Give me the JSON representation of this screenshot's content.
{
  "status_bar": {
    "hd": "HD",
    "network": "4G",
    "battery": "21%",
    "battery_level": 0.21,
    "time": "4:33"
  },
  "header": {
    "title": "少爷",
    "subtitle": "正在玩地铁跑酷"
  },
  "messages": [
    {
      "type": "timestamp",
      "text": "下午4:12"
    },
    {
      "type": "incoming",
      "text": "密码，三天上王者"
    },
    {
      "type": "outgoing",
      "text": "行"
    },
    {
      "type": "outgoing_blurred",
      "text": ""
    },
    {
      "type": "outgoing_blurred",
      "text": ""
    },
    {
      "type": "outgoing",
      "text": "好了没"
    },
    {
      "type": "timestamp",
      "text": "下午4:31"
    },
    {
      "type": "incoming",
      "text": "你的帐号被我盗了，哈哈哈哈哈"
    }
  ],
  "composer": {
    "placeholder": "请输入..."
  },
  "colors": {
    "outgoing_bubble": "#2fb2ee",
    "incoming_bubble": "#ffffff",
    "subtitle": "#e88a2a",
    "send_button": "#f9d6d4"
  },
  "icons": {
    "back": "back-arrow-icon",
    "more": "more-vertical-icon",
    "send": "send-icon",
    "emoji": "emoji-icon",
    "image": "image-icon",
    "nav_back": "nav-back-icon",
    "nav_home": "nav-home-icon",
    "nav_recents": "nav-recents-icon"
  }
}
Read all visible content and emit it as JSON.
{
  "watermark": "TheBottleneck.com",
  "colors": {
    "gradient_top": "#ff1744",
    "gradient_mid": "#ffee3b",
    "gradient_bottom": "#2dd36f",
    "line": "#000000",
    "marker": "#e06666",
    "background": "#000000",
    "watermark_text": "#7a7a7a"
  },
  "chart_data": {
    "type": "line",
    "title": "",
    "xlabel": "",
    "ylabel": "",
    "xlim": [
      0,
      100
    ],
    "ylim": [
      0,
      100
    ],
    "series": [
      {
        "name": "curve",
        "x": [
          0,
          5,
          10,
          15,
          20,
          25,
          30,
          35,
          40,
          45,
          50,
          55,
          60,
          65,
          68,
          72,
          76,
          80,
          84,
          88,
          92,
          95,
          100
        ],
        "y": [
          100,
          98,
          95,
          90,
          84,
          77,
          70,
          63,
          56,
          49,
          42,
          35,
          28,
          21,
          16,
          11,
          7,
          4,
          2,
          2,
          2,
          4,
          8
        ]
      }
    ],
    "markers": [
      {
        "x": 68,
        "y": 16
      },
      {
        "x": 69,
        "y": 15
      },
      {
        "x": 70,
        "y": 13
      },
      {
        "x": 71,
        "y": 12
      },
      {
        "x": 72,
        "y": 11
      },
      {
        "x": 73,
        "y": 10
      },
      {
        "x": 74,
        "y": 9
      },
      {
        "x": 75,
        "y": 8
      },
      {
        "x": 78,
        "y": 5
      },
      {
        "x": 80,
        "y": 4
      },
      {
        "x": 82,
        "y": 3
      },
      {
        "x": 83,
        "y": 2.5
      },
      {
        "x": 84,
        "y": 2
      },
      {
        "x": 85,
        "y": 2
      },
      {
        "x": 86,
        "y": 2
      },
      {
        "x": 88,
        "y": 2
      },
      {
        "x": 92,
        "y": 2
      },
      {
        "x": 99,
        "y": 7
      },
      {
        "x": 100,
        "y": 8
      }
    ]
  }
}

REQUIREMENTS: Type out the whole listing above again, exactly as it stands.

RESULT:
Give me the JSON representation of this screenshot's content.
{
  "status_bar": {
    "hd": "HD",
    "network": "4G",
    "battery": "21%",
    "battery_level": 0.21,
    "time": "4:33"
  },
  "header": {
    "title": "少爷",
    "subtitle": "正在玩地铁跑酷"
  },
  "messages": [
    {
      "type": "timestamp",
      "text": "下午4:12"
    },
    {
      "type": "incoming",
      "text": "密码，三天上王者"
    },
    {
      "type": "outgoing",
      "text": "行"
    },
    {
      "type": "outgoing_blurred",
      "text": ""
    },
    {
      "type": "outgoing_blurred",
      "text": ""
    },
    {
      "type": "outgoing",
      "text": "好了没"
    },
    {
      "type": "timestamp",
      "text": "下午4:31"
    },
    {
      "type": "incoming",
      "text": "你的帐号被我盗了，哈哈哈哈哈"
    }
  ],
  "composer": {
    "placeholder": "请输入..."
  },
  "colors": {
    "outgoing_bubble": "#2fb2ee",
    "incoming_bubble": "#ffffff",
    "subtitle": "#e88a2a",
    "send_button": "#f9d6d4"
  },
  "icons": {
    "back": "back-arrow-icon",
    "more": "more-vertical-icon",
    "send": "send-icon",
    "emoji": "emoji-icon",
    "image": "image-icon",
    "nav_back": "nav-back-icon",
    "nav_home": "nav-home-icon",
    "nav_recents": "nav-recents-icon"
  }
}
Read all visible content and emit it as JSON.
{
  "watermark": "TheBottleneck.com",
  "colors": {
    "gradient_top": "#ff1744",
    "gradient_mid": "#ffee3b",
    "gradient_bottom": "#2dd36f",
    "line": "#000000",
    "marker": "#e06666",
    "background": "#000000",
    "watermark_text": "#7a7a7a"
  },
  "chart_data": {
    "type": "line",
    "title": "",
    "xlabel": "",
    "ylabel": "",
    "xlim": [
      0,
      100
    ],
    "ylim": [
      0,
      100
    ],
    "series": [
      {
        "name": "curve",
        "x": [
          0,
          5,
          10,
          15,
          20,
          25,
          30,
          35,
          40,
          45,
          50,
          55,
          60,
          65,
          68,
          72,
          76,
          80,
          84,
          88,
          92,
          95,
          100
        ],
        "y": [
          100,
          98,
          95,
          90,
          84,
          77,
          70,
          63,
          56,
          49,
          42,
          35,
          28,
          21,
          16,
          11,
          7,
          4,
          2,
          2,
          2,
          4,
          8
        ]
      }
    ],
    "markers": [
      {
        "x": 68,
        "y": 16
      },
      {
        "x": 69,
        "y": 15
      },
      {
        "x": 70,
        "y": 13
      },
      {
        "x": 71,
        "y": 12
      },
      {
        "x": 72,
        "y": 11
      },
      {
        "x": 73,
        "y": 10
      },
      {
        "x": 74,
        "y": 9
      },
      {
        "x": 75,
        "y": 8
      },
      {
        "x": 78,
        "y": 5
      },
      {
        "x": 80,
        "y": 4
      },
      {
        "x": 82,
        "y": 3
      },
      {
        "x": 83,
        "y": 2.5
      },
      {
        "x": 84,
        "y": 2
      },
      {
        "x": 85,
        "y": 2
      },
      {
        "x": 86,
        "y": 2
      },
      {
        "x": 88,
        "y": 2
      },
      {
        "x": 92,
        "y": 2
      },
      {
        "x": 99,
        "y": 7
      },
      {
        "x": 100,
        "y": 8
      }
    ]
  }
}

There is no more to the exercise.